▶ **Brief**: Your task is to repeat all of the data exactly while excluding the pictures.

▶ **Recorded information**:
***
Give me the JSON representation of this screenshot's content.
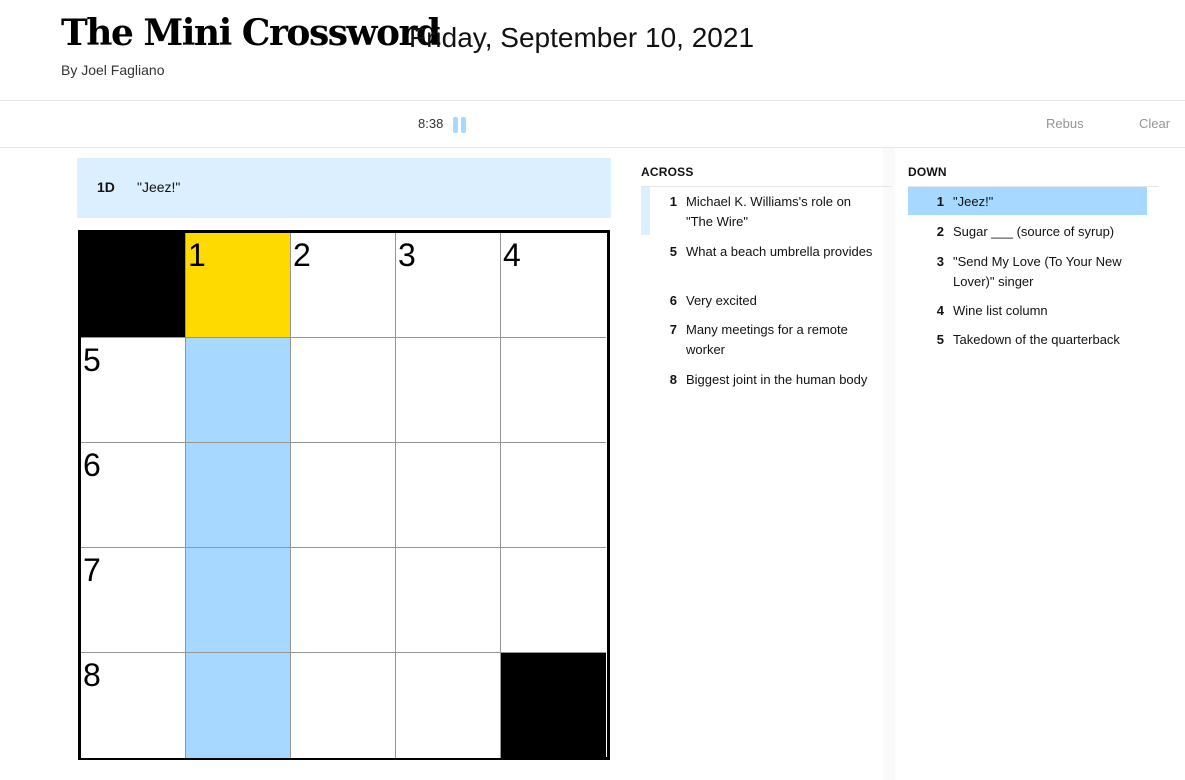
{
  "header": {
    "title": "The Mini Crossword",
    "date": "Friday, September 10, 2021",
    "byline": "By Joel Fagliano"
  },
  "toolbar": {
    "timer": "8:38",
    "pause_icon": "pause-icon",
    "rebus_label": "Rebus",
    "clear_label": "Clear"
  },
  "active_clue": {
    "number": "1D",
    "text": "\"Jeez!\""
  },
  "board": {
    "rows": [
      [
        "black",
        "1",
        "2",
        "3",
        "4"
      ],
      [
        "5",
        "",
        "",
        "",
        ""
      ],
      [
        "6",
        "",
        "",
        "",
        ""
      ],
      [
        "7",
        "",
        "",
        "",
        ""
      ],
      [
        "8",
        "",
        "",
        "",
        "black"
      ]
    ],
    "selected_cell": [
      0,
      1
    ],
    "highlight_column": 1,
    "colors": {
      "selected": "#ffda00",
      "highlight": "#a7d8ff",
      "black": "#000000"
    }
  },
  "across": {
    "title": "ACROSS",
    "clues": [
      {
        "num": "1",
        "text": "Michael K. Williams's role on \"The Wire\""
      },
      {
        "num": "5",
        "text": "What a beach umbrella provides"
      },
      {
        "num": "6",
        "text": "Very excited"
      },
      {
        "num": "7",
        "text": "Many meetings for a remote worker"
      },
      {
        "num": "8",
        "text": "Biggest joint in the human body"
      }
    ]
  },
  "down": {
    "title": "DOWN",
    "clues": [
      {
        "num": "1",
        "text": "\"Jeez!\""
      },
      {
        "num": "2",
        "text": "Sugar ___ (source of syrup)"
      },
      {
        "num": "3",
        "text": "\"Send My Love (To Your New Lover)\" singer"
      },
      {
        "num": "4",
        "text": "Wine list column"
      },
      {
        "num": "5",
        "text": "Takedown of the quarterback"
      }
    ]
  }
}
***
▶ **Finished exercise**:
Give me the JSON representation of this screenshot's content.
{
  "header": {
    "title": "The Mini Crossword",
    "date": "Friday, September 10, 2021",
    "byline": "By Joel Fagliano"
  },
  "toolbar": {
    "timer": "8:38",
    "pause_icon": "pause-icon",
    "rebus_label": "Rebus",
    "clear_label": "Clear"
  },
  "active_clue": {
    "number": "1D",
    "text": "\"Jeez!\""
  },
  "board": {
    "rows": [
      [
        "black",
        "1",
        "2",
        "3",
        "4"
      ],
      [
        "5",
        "",
        "",
        "",
        ""
      ],
      [
        "6",
        "",
        "",
        "",
        ""
      ],
      [
        "7",
        "",
        "",
        "",
        ""
      ],
      [
        "8",
        "",
        "",
        "",
        "black"
      ]
    ],
    "selected_cell": [
      0,
      1
    ],
    "highlight_column": 1,
    "colors": {
      "selected": "#ffda00",
      "highlight": "#a7d8ff",
      "black": "#000000"
    }
  },
  "across": {
    "title": "ACROSS",
    "clues": [
      {
        "num": "1",
        "text": "Michael K. Williams's role on \"The Wire\""
      },
      {
        "num": "5",
        "text": "What a beach umbrella provides"
      },
      {
        "num": "6",
        "text": "Very excited"
      },
      {
        "num": "7",
        "text": "Many meetings for a remote worker"
      },
      {
        "num": "8",
        "text": "Biggest joint in the human body"
      }
    ]
  },
  "down": {
    "title": "DOWN",
    "clues": [
      {
        "num": "1",
        "text": "\"Jeez!\""
      },
      {
        "num": "2",
        "text": "Sugar ___ (source of syrup)"
      },
      {
        "num": "3",
        "text": "\"Send My Love (To Your New Lover)\" singer"
      },
      {
        "num": "4",
        "text": "Wine list column"
      },
      {
        "num": "5",
        "text": "Takedown of the quarterback"
      }
    ]
  }
}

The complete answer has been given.